• [What the task asks] Below are the records; pull every line that includes "name".

>> BEGIN

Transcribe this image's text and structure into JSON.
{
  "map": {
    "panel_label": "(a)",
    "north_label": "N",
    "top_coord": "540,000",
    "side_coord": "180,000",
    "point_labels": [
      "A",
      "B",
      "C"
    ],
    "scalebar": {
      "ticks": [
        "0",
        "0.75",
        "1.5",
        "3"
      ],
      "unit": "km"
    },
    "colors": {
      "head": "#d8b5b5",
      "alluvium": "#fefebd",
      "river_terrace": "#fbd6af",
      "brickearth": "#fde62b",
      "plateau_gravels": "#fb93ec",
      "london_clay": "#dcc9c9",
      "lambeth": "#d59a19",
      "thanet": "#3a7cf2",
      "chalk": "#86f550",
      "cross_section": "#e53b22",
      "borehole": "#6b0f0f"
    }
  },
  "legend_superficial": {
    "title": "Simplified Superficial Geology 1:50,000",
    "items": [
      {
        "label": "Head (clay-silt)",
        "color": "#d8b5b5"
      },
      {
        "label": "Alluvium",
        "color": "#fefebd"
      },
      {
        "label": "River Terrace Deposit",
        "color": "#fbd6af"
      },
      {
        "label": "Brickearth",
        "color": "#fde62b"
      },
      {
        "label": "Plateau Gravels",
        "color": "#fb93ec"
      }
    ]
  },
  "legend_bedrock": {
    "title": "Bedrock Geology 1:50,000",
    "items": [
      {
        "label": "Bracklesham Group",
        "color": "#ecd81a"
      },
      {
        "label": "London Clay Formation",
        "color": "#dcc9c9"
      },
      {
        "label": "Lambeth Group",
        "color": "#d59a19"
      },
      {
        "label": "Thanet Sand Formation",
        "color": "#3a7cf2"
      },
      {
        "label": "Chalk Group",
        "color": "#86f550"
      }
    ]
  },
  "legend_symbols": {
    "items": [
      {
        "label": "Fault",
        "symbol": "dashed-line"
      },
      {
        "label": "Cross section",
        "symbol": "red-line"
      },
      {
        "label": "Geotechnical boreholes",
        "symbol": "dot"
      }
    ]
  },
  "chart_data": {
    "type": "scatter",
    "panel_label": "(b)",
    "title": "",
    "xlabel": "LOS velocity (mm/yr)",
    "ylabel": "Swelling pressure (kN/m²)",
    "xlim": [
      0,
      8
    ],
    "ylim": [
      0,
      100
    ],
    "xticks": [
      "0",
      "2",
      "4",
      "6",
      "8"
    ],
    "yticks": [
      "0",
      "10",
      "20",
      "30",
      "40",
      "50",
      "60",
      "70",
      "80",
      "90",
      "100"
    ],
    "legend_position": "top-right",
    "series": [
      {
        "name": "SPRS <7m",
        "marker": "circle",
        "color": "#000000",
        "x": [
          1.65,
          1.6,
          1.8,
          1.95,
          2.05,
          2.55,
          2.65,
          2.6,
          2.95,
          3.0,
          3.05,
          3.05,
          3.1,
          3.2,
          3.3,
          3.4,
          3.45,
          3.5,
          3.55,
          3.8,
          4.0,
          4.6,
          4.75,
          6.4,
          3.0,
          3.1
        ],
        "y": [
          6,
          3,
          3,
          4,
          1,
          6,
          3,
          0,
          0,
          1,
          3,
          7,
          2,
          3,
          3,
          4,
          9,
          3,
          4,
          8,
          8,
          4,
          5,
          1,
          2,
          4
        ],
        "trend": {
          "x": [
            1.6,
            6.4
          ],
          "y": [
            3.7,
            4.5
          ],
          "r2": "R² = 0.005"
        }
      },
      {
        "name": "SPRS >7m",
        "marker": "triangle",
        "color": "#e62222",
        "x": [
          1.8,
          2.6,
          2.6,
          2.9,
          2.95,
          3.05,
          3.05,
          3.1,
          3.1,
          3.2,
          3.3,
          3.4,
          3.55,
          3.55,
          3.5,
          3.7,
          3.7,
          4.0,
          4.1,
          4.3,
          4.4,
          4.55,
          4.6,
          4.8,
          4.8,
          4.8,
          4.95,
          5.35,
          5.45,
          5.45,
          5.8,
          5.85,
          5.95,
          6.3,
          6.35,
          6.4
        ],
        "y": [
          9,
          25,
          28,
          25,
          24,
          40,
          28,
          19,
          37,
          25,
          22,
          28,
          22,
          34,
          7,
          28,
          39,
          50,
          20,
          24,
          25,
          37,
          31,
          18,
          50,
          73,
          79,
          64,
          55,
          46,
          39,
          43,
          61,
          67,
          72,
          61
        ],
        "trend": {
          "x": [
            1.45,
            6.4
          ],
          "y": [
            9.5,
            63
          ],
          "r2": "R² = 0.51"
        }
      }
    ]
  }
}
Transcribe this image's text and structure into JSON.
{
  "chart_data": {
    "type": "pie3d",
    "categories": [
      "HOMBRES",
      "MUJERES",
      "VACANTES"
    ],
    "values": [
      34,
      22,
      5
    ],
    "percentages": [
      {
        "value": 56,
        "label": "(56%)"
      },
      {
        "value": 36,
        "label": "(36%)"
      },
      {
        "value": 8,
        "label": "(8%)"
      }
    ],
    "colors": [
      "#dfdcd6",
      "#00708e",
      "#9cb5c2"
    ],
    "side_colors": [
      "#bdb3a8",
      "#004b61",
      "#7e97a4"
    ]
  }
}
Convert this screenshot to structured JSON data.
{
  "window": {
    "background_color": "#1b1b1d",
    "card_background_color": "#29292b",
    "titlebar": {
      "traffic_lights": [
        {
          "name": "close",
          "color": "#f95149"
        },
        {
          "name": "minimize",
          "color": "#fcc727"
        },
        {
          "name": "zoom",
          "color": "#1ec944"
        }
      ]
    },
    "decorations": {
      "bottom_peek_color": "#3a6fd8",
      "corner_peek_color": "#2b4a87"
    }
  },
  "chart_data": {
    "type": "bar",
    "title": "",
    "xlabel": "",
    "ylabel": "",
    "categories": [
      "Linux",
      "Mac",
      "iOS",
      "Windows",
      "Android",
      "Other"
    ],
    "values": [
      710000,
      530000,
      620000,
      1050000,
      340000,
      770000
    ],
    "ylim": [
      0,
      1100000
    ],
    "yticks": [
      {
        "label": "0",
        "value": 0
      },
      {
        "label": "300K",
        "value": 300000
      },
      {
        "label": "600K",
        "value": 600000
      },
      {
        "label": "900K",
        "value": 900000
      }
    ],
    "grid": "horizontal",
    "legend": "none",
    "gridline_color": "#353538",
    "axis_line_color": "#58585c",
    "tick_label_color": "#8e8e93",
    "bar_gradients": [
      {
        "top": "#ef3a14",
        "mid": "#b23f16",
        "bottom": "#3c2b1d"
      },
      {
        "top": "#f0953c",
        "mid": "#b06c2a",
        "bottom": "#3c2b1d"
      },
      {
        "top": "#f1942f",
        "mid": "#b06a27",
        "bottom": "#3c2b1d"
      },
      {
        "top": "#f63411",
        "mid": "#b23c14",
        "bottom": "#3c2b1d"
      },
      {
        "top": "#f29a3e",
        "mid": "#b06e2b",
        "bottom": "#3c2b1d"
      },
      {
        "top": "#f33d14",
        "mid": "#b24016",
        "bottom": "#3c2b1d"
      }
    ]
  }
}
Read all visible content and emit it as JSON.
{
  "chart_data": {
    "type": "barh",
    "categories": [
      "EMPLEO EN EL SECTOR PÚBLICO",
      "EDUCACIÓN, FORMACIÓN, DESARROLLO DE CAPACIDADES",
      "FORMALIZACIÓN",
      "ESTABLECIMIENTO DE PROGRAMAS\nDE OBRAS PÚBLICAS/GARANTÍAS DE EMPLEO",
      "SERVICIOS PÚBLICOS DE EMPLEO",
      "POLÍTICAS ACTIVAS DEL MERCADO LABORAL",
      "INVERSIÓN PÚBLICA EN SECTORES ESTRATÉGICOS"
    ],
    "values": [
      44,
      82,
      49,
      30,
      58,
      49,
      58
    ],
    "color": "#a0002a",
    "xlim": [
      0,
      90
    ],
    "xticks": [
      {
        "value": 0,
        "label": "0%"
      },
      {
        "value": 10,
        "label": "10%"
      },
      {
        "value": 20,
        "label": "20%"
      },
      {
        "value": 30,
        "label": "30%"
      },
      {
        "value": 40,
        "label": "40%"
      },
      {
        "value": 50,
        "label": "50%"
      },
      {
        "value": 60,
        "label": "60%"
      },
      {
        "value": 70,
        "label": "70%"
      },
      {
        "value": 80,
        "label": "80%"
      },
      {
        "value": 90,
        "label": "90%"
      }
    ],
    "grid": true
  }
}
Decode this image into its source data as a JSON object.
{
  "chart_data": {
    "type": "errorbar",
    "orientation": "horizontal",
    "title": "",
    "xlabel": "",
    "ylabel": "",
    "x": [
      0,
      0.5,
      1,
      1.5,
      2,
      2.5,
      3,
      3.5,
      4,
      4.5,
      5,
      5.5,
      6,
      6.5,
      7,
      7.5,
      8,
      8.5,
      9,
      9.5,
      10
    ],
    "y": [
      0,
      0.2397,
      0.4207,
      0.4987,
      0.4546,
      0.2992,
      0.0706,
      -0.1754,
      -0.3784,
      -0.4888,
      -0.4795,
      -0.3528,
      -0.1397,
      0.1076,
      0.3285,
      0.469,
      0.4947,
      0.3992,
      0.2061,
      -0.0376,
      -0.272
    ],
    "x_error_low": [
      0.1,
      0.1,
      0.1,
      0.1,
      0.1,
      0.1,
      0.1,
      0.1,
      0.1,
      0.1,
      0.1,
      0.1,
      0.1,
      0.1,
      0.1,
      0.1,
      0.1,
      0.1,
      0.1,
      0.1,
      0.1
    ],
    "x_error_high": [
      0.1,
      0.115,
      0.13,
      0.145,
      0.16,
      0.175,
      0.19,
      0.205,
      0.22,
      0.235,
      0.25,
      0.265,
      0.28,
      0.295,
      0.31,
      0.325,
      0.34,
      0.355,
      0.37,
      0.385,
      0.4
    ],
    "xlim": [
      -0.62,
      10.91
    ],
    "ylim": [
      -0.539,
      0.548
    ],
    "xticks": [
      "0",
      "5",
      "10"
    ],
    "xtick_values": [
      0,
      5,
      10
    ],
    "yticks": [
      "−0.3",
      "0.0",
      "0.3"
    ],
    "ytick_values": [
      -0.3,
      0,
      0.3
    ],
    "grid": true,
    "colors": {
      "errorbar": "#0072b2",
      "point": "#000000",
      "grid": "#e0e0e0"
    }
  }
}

>> END

• [Result]
        "name": "SPRS <7m",
        "name": "SPRS >7m",
          "name": "close",
          "name": "minimize",
          "name": "zoom",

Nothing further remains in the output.